▶ _EXERCISE_: Rewrite every entry below, replacing "Extract" with "List" and keeping everything else unchanged. Omit the pictures from your answer.

[Stored items]
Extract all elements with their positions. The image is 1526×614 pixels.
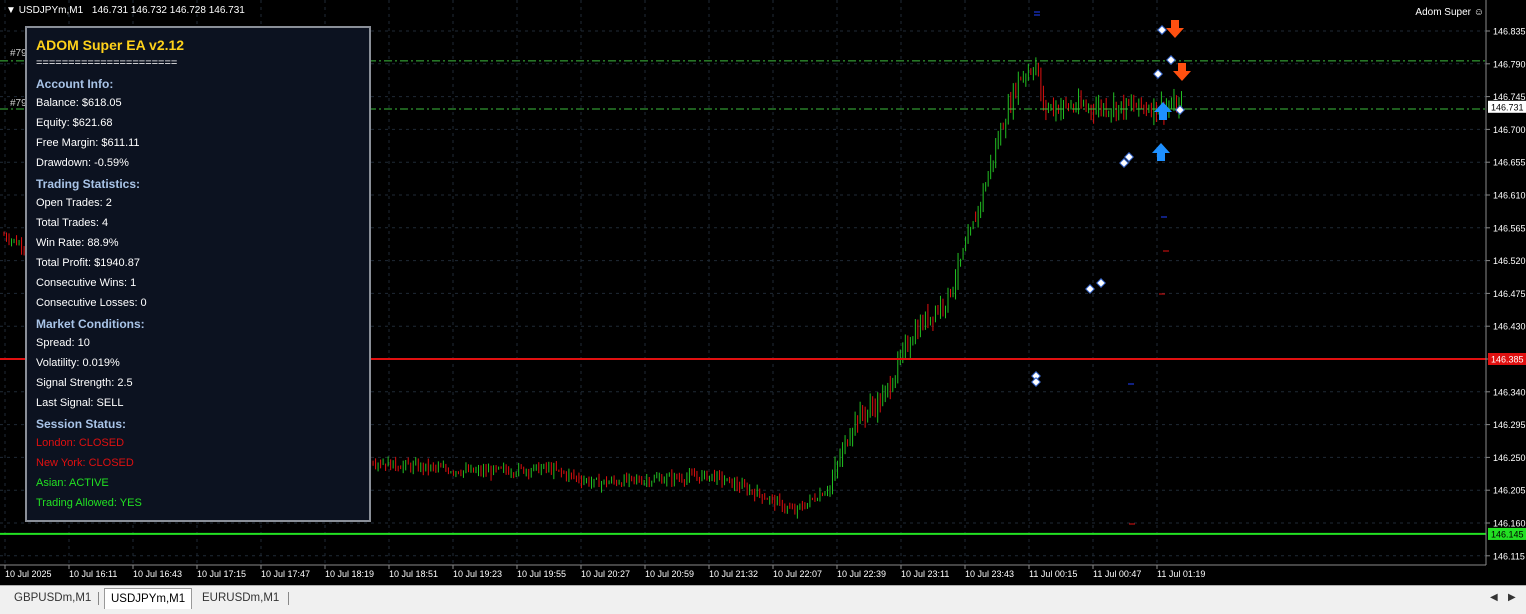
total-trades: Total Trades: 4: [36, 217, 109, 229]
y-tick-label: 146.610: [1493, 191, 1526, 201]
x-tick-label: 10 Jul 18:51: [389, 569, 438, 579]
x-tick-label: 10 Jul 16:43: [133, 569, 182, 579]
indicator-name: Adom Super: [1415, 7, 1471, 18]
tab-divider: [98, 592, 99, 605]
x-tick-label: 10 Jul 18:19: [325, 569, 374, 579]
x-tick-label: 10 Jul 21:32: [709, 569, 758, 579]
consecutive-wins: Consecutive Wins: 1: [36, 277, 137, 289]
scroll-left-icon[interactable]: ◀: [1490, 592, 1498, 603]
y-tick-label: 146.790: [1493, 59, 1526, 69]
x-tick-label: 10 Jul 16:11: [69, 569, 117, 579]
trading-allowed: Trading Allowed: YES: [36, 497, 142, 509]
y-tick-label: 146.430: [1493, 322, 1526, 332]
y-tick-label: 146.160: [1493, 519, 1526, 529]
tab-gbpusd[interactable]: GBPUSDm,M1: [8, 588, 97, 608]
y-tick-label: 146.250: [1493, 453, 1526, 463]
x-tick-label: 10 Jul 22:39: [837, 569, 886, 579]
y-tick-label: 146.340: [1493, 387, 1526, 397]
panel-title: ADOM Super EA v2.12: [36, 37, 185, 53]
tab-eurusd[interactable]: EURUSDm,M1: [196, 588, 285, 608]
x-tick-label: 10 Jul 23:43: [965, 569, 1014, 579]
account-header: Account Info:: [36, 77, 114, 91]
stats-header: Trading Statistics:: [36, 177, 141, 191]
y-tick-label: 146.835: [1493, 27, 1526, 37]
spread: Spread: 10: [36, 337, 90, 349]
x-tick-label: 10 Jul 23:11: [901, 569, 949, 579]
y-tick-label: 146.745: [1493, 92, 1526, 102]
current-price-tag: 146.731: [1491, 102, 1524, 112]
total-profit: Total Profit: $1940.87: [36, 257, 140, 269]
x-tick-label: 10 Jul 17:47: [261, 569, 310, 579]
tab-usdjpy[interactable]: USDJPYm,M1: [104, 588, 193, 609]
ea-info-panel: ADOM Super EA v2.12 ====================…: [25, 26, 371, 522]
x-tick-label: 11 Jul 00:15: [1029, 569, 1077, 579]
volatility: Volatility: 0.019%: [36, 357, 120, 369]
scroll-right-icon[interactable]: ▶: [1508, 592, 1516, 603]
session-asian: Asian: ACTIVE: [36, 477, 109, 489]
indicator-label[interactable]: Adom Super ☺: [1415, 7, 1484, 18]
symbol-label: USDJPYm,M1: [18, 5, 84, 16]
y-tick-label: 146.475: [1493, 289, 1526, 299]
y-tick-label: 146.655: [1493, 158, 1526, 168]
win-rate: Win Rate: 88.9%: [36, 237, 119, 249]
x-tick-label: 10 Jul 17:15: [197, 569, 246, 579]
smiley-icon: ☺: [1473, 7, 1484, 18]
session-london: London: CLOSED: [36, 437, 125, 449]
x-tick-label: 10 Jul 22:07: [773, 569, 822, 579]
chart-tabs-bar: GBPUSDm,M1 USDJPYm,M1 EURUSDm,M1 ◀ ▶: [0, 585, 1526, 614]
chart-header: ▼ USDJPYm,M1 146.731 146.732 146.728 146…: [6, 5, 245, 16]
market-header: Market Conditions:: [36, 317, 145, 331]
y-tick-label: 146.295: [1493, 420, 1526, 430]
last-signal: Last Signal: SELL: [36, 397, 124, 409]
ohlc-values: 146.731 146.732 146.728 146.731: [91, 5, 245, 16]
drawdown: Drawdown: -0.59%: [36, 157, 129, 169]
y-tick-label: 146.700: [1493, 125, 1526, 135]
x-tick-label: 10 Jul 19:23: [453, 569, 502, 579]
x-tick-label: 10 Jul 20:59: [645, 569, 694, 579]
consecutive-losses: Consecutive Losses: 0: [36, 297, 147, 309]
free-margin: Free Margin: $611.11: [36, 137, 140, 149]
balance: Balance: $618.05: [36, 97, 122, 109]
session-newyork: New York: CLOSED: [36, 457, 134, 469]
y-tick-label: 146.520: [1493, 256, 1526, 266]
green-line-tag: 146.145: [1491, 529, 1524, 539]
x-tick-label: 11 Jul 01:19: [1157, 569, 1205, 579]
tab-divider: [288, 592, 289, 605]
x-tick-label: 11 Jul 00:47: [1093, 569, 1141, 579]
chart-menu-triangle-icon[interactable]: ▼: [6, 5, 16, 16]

▶ _SOLUTION TO THE PROBLEM_:
List all elements with their positions. The image is 1526×614 pixels.
total-trades: Total Trades: 4: [36, 217, 109, 229]
y-tick-label: 146.610: [1493, 191, 1526, 201]
x-tick-label: 10 Jul 18:51: [389, 569, 438, 579]
x-tick-label: 10 Jul 16:43: [133, 569, 182, 579]
indicator-name: Adom Super: [1415, 7, 1471, 18]
tab-divider: [98, 592, 99, 605]
x-tick-label: 10 Jul 18:19: [325, 569, 374, 579]
x-tick-label: 10 Jul 21:32: [709, 569, 758, 579]
consecutive-wins: Consecutive Wins: 1: [36, 277, 137, 289]
scroll-left-icon[interactable]: ◀: [1490, 592, 1498, 603]
y-tick-label: 146.790: [1493, 59, 1526, 69]
x-tick-label: 10 Jul 16:11: [69, 569, 117, 579]
trading-allowed: Trading Allowed: YES: [36, 497, 142, 509]
y-tick-label: 146.430: [1493, 322, 1526, 332]
y-tick-label: 146.160: [1493, 519, 1526, 529]
tab-gbpusd[interactable]: GBPUSDm,M1: [8, 588, 97, 608]
y-tick-label: 146.250: [1493, 453, 1526, 463]
x-tick-label: 10 Jul 22:39: [837, 569, 886, 579]
y-tick-label: 146.340: [1493, 387, 1526, 397]
panel-title: ADOM Super EA v2.12: [36, 37, 185, 53]
tab-eurusd[interactable]: EURUSDm,M1: [196, 588, 285, 608]
x-tick-label: 10 Jul 23:43: [965, 569, 1014, 579]
account-header: Account Info:: [36, 77, 114, 91]
stats-header: Trading Statistics:: [36, 177, 141, 191]
y-tick-label: 146.835: [1493, 27, 1526, 37]
spread: Spread: 10: [36, 337, 90, 349]
x-tick-label: 10 Jul 23:11: [901, 569, 949, 579]
y-tick-label: 146.745: [1493, 92, 1526, 102]
current-price-tag: 146.731: [1491, 102, 1524, 112]
total-profit: Total Profit: $1940.87: [36, 257, 140, 269]
x-tick-label: 10 Jul 17:47: [261, 569, 310, 579]
tab-usdjpy[interactable]: USDJPYm,M1: [104, 588, 193, 609]
ea-info-panel: ADOM Super EA v2.12 ====================…: [25, 26, 371, 522]
x-tick-label: 11 Jul 00:15: [1029, 569, 1077, 579]
volatility: Volatility: 0.019%: [36, 357, 120, 369]
scroll-right-icon[interactable]: ▶: [1508, 592, 1516, 603]
session-asian: Asian: ACTIVE: [36, 477, 109, 489]
indicator-label[interactable]: Adom Super ☺: [1415, 7, 1484, 18]
symbol-label: USDJPYm,M1: [18, 5, 84, 16]
y-tick-label: 146.475: [1493, 289, 1526, 299]
y-tick-label: 146.655: [1493, 158, 1526, 168]
win-rate: Win Rate: 88.9%: [36, 237, 119, 249]
x-tick-label: 10 Jul 17:15: [197, 569, 246, 579]
smiley-icon: ☺: [1473, 7, 1484, 18]
session-london: London: CLOSED: [36, 437, 125, 449]
x-tick-label: 10 Jul 22:07: [773, 569, 822, 579]
chart-tabs-bar: GBPUSDm,M1 USDJPYm,M1 EURUSDm,M1 ◀ ▶: [0, 585, 1526, 614]
chart-header: ▼ USDJPYm,M1 146.731 146.732 146.728 146…: [6, 5, 245, 16]
market-header: Market Conditions:: [36, 317, 145, 331]
y-tick-label: 146.295: [1493, 420, 1526, 430]
last-signal: Last Signal: SELL: [36, 397, 124, 409]
ohlc-values: 146.731 146.732 146.728 146.731: [91, 5, 245, 16]
drawdown: Drawdown: -0.59%: [36, 157, 129, 169]
y-tick-label: 146.700: [1493, 125, 1526, 135]
x-tick-label: 10 Jul 19:23: [453, 569, 502, 579]
x-tick-label: 10 Jul 20:59: [645, 569, 694, 579]
consecutive-losses: Consecutive Losses: 0: [36, 297, 147, 309]
free-margin: Free Margin: $611.11: [36, 137, 140, 149]
balance: Balance: $618.05: [36, 97, 122, 109]
session-newyork: New York: CLOSED: [36, 457, 134, 469]
y-tick-label: 146.520: [1493, 256, 1526, 266]
green-line-tag: 146.145: [1491, 529, 1524, 539]
x-tick-label: 11 Jul 01:19: [1157, 569, 1205, 579]
tab-divider: [288, 592, 289, 605]
x-tick-label: 11 Jul 00:47: [1093, 569, 1141, 579]
chart-menu-triangle-icon[interactable]: ▼: [6, 5, 16, 16]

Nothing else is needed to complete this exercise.